Kutipan.
━━━

Baca Juga: Kekerasan Seksual Massal dalam Sejarah Bangsa (Bagian 1)
Kita jadi terlalu mengidealkan ranah kepahlawanan dan ke-superior-an untuk laki-laki, dan menganggap perempuan sebagai makhluk rumahan tidak ideal untuk itu. Sehingga, jangankan mau menyadari bahwa ada sosok perempuan hebat di atas panggung sejarah, membayangkan saja tidak. Oleh karena itu, menjadi tidak mengherankan kalau dalam sejarah bangsa, misalnya, kita lebih familiar dengan sosok Ki Hajar Dewantara, tanpa sedikit pun menyadari sepak juang Nyi Hajar Dewantara yang amat luar biasa. Sebab, jangan-jangan, dalam alam pikiran kita, sosok Nyi Hajar Dewantara ya memang tidak lebih dari seorang istri yang jauh dari medan perjuangan pendidikan bangsa.

━━━

Data yang Diberikan.
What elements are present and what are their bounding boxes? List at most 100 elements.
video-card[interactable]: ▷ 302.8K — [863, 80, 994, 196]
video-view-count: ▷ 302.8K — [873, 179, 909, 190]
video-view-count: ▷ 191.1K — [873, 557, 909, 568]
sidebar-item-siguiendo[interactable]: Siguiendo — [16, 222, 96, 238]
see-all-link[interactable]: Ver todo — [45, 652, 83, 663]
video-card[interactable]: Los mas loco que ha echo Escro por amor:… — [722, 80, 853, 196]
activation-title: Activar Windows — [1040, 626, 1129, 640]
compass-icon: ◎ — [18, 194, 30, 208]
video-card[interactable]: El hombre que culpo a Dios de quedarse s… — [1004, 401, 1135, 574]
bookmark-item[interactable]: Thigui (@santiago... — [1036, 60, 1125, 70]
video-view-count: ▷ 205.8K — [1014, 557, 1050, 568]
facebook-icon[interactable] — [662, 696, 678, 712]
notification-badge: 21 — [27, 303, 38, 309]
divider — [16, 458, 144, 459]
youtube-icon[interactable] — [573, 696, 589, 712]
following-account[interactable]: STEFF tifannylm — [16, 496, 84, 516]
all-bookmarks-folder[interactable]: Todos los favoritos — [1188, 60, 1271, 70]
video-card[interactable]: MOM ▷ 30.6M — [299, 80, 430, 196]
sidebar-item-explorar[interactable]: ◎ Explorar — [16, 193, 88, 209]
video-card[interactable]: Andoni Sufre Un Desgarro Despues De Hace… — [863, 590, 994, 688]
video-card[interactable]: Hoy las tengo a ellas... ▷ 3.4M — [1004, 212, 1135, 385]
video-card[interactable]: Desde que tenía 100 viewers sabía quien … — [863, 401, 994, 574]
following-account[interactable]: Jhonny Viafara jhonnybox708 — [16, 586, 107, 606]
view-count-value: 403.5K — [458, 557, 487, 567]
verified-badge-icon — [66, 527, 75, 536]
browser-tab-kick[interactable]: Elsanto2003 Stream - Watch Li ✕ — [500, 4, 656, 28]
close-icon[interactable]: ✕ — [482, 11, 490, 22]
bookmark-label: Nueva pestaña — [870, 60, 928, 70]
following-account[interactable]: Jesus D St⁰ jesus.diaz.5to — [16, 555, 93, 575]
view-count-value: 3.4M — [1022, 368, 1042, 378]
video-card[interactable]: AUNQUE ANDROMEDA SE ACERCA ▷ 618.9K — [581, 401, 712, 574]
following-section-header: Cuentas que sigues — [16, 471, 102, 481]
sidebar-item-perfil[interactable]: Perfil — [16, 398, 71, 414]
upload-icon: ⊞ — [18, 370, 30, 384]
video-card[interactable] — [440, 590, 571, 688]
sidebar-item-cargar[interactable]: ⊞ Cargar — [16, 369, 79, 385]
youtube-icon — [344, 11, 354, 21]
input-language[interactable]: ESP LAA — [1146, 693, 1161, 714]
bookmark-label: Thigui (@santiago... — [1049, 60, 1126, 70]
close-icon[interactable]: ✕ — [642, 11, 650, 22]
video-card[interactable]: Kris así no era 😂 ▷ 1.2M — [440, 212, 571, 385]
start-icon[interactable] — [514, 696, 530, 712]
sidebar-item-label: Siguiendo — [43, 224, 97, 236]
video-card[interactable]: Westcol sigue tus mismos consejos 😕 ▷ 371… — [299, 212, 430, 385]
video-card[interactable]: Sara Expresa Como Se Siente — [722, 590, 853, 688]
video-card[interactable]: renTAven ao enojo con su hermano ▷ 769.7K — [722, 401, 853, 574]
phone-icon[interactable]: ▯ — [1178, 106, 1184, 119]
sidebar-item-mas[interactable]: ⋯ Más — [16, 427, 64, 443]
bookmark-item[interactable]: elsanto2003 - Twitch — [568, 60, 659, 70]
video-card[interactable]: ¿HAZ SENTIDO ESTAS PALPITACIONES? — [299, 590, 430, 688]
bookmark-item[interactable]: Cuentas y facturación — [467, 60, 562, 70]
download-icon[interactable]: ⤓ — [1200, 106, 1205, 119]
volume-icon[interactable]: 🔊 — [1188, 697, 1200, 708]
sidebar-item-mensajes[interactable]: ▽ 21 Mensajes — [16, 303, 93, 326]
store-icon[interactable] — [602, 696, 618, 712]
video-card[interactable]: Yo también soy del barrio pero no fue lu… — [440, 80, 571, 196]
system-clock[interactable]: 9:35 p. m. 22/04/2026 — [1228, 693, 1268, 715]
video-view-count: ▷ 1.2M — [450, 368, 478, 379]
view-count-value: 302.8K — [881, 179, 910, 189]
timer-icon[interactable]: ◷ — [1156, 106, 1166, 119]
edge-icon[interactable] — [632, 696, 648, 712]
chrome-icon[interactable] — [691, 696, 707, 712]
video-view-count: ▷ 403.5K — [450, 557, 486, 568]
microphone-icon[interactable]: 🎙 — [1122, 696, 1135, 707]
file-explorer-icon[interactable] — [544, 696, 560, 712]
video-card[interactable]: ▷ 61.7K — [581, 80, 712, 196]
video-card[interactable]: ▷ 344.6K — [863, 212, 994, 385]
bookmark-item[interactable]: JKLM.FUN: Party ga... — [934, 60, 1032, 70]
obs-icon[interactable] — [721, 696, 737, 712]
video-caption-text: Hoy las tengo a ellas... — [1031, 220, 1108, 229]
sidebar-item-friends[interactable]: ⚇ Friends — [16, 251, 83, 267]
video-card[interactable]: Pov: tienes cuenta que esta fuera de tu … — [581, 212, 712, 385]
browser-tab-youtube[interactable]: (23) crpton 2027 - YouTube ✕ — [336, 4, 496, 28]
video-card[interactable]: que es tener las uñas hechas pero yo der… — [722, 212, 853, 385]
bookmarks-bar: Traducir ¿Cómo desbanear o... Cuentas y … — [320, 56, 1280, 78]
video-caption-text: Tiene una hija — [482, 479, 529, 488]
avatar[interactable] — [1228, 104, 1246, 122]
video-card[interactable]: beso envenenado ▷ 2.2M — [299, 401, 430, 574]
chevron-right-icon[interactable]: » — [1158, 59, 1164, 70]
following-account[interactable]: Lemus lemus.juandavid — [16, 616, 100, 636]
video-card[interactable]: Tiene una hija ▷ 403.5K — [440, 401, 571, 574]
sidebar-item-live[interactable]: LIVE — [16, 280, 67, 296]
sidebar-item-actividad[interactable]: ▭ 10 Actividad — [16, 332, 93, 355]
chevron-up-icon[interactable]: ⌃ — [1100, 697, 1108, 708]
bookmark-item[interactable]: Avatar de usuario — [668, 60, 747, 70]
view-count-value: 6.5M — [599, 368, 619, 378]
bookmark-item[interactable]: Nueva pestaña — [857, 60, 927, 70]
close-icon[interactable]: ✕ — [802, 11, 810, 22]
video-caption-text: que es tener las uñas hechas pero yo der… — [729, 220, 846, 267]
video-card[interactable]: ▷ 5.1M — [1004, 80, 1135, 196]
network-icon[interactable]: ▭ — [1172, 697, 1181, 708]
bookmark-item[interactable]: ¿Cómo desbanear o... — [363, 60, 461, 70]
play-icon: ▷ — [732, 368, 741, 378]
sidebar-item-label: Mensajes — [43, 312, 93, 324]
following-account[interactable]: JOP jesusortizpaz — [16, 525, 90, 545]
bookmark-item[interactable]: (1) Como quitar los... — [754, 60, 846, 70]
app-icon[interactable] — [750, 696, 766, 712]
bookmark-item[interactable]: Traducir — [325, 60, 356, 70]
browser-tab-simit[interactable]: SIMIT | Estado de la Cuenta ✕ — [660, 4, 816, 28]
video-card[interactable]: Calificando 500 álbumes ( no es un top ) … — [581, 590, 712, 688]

━━━

Bagian Latihan.
1. Menurut kutipan tentang perempuan dalam sejarah bangsa, tokoh siapa yang lebih familiar bagi kita?
2. Tukar "laki-laki" dengan "kaum pria", lalu tulis ulang kutipan tentang perempuan dalam sejarah bangsa, seluruhnya dari "Baca Juga: Kekerasan" ke bawah hingga "perjuangan pendidikan bangsa.".
3. Sambung kutipan tentang perempuan dalam sejarah bangsa mulai dari kalimat terakhirnya.
Catatan di atas tidak perlu dipakai.

Jawaban Tiap Tugas.
1. Ki Hajar Dewantara.

2.
Baca Juga: Kekerasan Seksual Massal dalam Sejarah Bangsa (Bagian 1)
Kita jadi terlalu mengidealkan ranah kepahlawanan dan ke-superior-an untuk kaum pria, dan menganggap perempuan sebagai makhluk rumahan tidak ideal untuk itu. Sehingga, jangankan mau menyadari bahwa ada sosok perempuan hebat di atas panggung sejarah, membayangkan saja tidak. Oleh karena itu, menjadi tidak mengherankan kalau dalam sejarah bangsa, misalnya, kita lebih familiar dengan sosok Ki Hajar Dewantara, tanpa sedikit pun menyadari sepak juang Nyi Hajar Dewantara yang amat luar biasa. Sebab, jangan-jangan, dalam alam pikiran kita, sosok Nyi Hajar Dewantara ya memang tidak lebih dari seorang istri yang jauh dari medan perjuangan pendidikan bangsa.

3.
Begitupun dalam sejarah perjuangan bangsa di medan perang melawan penjajah, kongres-kongresan, dan lainnya, kita lebih menghayati perjuangan kalangan laki-laki, tanpa membayangkan, lebih-lebih mau mencari, ternyata ada juga sejarah perempuan yang luar biasa di medan-medan juang itu. Kalaupun ketemu sosok perempuan yang punya kiprah kepahlawanan, mindset sejarah yang sudah rusak oleh takhayul kefemininan tidak jarang menjadikan orang sulit untuk mengakui eksistensi perempuan sebagai sosok yang superior.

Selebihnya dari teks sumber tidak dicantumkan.